- **Instructions for the task**
Rewrite the items below, putting "example.com" wherever "mailinator.com" appears and changing nothing else.

─── Data shown ───

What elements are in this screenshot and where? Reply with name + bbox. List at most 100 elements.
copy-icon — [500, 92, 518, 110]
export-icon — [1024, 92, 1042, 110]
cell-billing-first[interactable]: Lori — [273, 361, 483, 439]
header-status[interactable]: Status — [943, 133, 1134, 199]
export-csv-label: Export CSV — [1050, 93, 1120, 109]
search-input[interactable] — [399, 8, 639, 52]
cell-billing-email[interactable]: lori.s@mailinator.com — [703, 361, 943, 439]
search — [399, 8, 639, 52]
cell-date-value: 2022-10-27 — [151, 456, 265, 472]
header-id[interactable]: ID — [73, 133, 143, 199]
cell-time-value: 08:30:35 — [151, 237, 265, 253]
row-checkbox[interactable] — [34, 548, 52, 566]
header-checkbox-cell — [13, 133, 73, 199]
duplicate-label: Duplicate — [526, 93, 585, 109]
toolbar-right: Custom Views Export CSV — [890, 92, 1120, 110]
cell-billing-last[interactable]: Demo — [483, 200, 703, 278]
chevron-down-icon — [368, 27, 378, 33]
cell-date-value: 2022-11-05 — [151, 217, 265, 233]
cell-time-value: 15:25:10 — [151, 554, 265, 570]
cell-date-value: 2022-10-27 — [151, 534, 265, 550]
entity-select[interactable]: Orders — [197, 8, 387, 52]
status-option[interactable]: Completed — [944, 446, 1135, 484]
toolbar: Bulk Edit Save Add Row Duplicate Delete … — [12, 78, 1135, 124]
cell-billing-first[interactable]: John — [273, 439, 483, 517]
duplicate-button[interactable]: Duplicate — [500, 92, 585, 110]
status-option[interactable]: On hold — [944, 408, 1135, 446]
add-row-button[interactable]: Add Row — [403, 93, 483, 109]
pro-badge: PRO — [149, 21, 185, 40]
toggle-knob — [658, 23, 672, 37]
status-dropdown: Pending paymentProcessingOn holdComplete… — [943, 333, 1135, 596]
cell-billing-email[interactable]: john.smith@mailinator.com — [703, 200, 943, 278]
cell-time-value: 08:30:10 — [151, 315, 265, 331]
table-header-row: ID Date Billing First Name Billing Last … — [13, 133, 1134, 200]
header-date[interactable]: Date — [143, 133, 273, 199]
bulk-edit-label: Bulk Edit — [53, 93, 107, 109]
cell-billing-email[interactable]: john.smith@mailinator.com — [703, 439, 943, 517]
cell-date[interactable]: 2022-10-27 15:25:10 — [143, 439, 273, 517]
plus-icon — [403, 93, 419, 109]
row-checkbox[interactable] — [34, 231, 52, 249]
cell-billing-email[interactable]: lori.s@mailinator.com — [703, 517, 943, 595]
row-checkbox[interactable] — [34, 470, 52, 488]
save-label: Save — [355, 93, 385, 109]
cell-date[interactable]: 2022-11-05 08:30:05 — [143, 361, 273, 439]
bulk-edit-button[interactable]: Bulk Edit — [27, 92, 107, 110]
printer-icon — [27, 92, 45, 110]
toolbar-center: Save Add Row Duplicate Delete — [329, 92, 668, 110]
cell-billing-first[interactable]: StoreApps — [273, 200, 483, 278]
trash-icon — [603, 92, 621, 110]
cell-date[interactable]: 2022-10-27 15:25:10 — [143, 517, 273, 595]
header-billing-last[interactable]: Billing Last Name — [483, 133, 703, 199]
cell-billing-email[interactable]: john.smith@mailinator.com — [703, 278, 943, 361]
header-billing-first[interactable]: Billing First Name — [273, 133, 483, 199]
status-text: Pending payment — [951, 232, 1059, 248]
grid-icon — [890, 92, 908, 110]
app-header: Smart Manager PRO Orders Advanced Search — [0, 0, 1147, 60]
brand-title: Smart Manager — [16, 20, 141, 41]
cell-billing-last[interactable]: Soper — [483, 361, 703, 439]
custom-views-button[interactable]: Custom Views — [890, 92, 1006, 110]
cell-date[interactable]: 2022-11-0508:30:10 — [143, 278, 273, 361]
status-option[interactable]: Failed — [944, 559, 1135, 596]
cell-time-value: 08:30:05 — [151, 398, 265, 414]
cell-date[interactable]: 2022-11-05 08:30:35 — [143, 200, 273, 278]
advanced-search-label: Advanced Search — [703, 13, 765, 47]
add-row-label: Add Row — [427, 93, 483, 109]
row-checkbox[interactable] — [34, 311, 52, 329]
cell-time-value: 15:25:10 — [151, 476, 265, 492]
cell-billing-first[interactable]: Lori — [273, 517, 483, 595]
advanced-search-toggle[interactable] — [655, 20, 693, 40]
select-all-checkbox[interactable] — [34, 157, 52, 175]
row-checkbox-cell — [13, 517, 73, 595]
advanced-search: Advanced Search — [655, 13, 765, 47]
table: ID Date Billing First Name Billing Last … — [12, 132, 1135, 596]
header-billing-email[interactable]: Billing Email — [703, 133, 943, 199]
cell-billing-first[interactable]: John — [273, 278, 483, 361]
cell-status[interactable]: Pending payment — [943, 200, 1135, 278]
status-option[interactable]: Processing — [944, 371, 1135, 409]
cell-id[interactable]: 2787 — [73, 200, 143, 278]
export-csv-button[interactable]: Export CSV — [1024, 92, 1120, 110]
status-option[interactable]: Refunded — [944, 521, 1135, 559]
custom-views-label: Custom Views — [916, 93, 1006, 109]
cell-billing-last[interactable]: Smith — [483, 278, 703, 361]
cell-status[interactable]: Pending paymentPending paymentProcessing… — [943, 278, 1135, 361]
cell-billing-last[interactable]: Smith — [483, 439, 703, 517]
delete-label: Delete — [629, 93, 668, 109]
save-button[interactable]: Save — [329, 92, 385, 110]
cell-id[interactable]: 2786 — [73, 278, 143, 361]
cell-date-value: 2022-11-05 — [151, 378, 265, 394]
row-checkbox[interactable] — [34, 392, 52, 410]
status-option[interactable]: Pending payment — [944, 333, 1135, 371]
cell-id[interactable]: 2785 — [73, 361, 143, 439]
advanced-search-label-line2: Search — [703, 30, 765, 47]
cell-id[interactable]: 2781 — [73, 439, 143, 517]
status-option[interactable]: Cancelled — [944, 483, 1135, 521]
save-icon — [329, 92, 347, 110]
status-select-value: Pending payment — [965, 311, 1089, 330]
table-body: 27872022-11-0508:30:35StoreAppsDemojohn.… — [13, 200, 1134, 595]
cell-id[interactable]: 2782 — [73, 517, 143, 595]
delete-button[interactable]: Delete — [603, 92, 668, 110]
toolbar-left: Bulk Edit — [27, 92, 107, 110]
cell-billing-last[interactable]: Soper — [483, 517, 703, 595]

───

- **Solution to this task**
What elements are in this screenshot and where? Reply with name + bbox. List at most 100 elements.
copy-icon — [500, 92, 518, 110]
export-icon — [1024, 92, 1042, 110]
cell-billing-first[interactable]: Lori — [273, 361, 483, 439]
header-status[interactable]: Status — [943, 133, 1134, 199]
export-csv-label: Export CSV — [1050, 93, 1120, 109]
search-input[interactable] — [399, 8, 639, 52]
cell-billing-email[interactable]: lori.s@example.com — [703, 361, 943, 439]
search — [399, 8, 639, 52]
cell-date-value: 2022-10-27 — [151, 456, 265, 472]
header-id[interactable]: ID — [73, 133, 143, 199]
cell-time-value: 08:30:35 — [151, 237, 265, 253]
row-checkbox[interactable] — [34, 548, 52, 566]
header-checkbox-cell — [13, 133, 73, 199]
duplicate-label: Duplicate — [526, 93, 585, 109]
toolbar-right: Custom Views Export CSV — [890, 92, 1120, 110]
cell-billing-last[interactable]: Demo — [483, 200, 703, 278]
chevron-down-icon — [368, 27, 378, 33]
cell-date-value: 2022-11-05 — [151, 217, 265, 233]
cell-time-value: 15:25:10 — [151, 554, 265, 570]
cell-date-value: 2022-10-27 — [151, 534, 265, 550]
entity-select[interactable]: Orders — [197, 8, 387, 52]
status-option[interactable]: Completed — [944, 446, 1135, 484]
toolbar: Bulk Edit Save Add Row Duplicate Delete … — [12, 78, 1135, 124]
cell-billing-first[interactable]: John — [273, 439, 483, 517]
duplicate-button[interactable]: Duplicate — [500, 92, 585, 110]
status-option[interactable]: On hold — [944, 408, 1135, 446]
add-row-button[interactable]: Add Row — [403, 93, 483, 109]
pro-badge: PRO — [149, 21, 185, 40]
toggle-knob — [658, 23, 672, 37]
status-dropdown: Pending paymentProcessingOn holdComplete… — [943, 333, 1135, 596]
cell-billing-email[interactable]: john.smith@example.com — [703, 200, 943, 278]
cell-time-value: 08:30:10 — [151, 315, 265, 331]
table-header-row: ID Date Billing First Name Billing Last … — [13, 133, 1134, 200]
header-date[interactable]: Date — [143, 133, 273, 199]
bulk-edit-label: Bulk Edit — [53, 93, 107, 109]
cell-billing-email[interactable]: john.smith@example.com — [703, 439, 943, 517]
cell-date[interactable]: 2022-10-27 15:25:10 — [143, 439, 273, 517]
plus-icon — [403, 93, 419, 109]
row-checkbox[interactable] — [34, 231, 52, 249]
cell-billing-email[interactable]: lori.s@example.com — [703, 517, 943, 595]
row-checkbox[interactable] — [34, 470, 52, 488]
save-label: Save — [355, 93, 385, 109]
cell-date[interactable]: 2022-11-05 08:30:05 — [143, 361, 273, 439]
bulk-edit-button[interactable]: Bulk Edit — [27, 92, 107, 110]
printer-icon — [27, 92, 45, 110]
toolbar-center: Save Add Row Duplicate Delete — [329, 92, 668, 110]
cell-billing-first[interactable]: StoreApps — [273, 200, 483, 278]
trash-icon — [603, 92, 621, 110]
cell-date[interactable]: 2022-10-27 15:25:10 — [143, 517, 273, 595]
header-billing-last[interactable]: Billing Last Name — [483, 133, 703, 199]
cell-billing-email[interactable]: john.smith@example.com — [703, 278, 943, 361]
header-billing-first[interactable]: Billing First Name — [273, 133, 483, 199]
status-text: Pending payment — [951, 232, 1059, 248]
grid-icon — [890, 92, 908, 110]
app-header: Smart Manager PRO Orders Advanced Search — [0, 0, 1147, 60]
brand-title: Smart Manager — [16, 20, 141, 41]
cell-billing-last[interactable]: Soper — [483, 361, 703, 439]
custom-views-button[interactable]: Custom Views — [890, 92, 1006, 110]
cell-date[interactable]: 2022-11-0508:30:10 — [143, 278, 273, 361]
status-option[interactable]: Failed — [944, 559, 1135, 596]
cell-time-value: 08:30:05 — [151, 398, 265, 414]
cell-date[interactable]: 2022-11-05 08:30:35 — [143, 200, 273, 278]
advanced-search-label: Advanced Search — [703, 13, 765, 47]
add-row-label: Add Row — [427, 93, 483, 109]
row-checkbox[interactable] — [34, 311, 52, 329]
cell-time-value: 15:25:10 — [151, 476, 265, 492]
cell-billing-first[interactable]: Lori — [273, 517, 483, 595]
advanced-search-toggle[interactable] — [655, 20, 693, 40]
select-all-checkbox[interactable] — [34, 157, 52, 175]
row-checkbox-cell — [13, 517, 73, 595]
advanced-search: Advanced Search — [655, 13, 765, 47]
table: ID Date Billing First Name Billing Last … — [12, 132, 1135, 596]
header-billing-email[interactable]: Billing Email — [703, 133, 943, 199]
cell-billing-first[interactable]: John — [273, 278, 483, 361]
cell-status[interactable]: Pending payment — [943, 200, 1135, 278]
status-option[interactable]: Processing — [944, 371, 1135, 409]
cell-id[interactable]: 2787 — [73, 200, 143, 278]
export-csv-button[interactable]: Export CSV — [1024, 92, 1120, 110]
status-option[interactable]: Refunded — [944, 521, 1135, 559]
custom-views-label: Custom Views — [916, 93, 1006, 109]
cell-billing-last[interactable]: Smith — [483, 278, 703, 361]
cell-status[interactable]: Pending paymentPending paymentProcessing… — [943, 278, 1135, 361]
cell-billing-last[interactable]: Smith — [483, 439, 703, 517]
delete-label: Delete — [629, 93, 668, 109]
save-button[interactable]: Save — [329, 92, 385, 110]
cell-id[interactable]: 2786 — [73, 278, 143, 361]
cell-date-value: 2022-11-05 — [151, 378, 265, 394]
row-checkbox[interactable] — [34, 392, 52, 410]
status-option[interactable]: Pending payment — [944, 333, 1135, 371]
cell-id[interactable]: 2785 — [73, 361, 143, 439]
advanced-search-label-line2: Search — [703, 30, 765, 47]
cell-id[interactable]: 2781 — [73, 439, 143, 517]
status-option[interactable]: Cancelled — [944, 483, 1135, 521]
save-icon — [329, 92, 347, 110]
status-select-value: Pending payment — [965, 311, 1089, 330]
table-body: 27872022-11-0508:30:35StoreAppsDemojohn.… — [13, 200, 1134, 595]
cell-id[interactable]: 2782 — [73, 517, 143, 595]
delete-button[interactable]: Delete — [603, 92, 668, 110]
toolbar-left: Bulk Edit — [27, 92, 107, 110]
cell-billing-last[interactable]: Soper — [483, 517, 703, 595]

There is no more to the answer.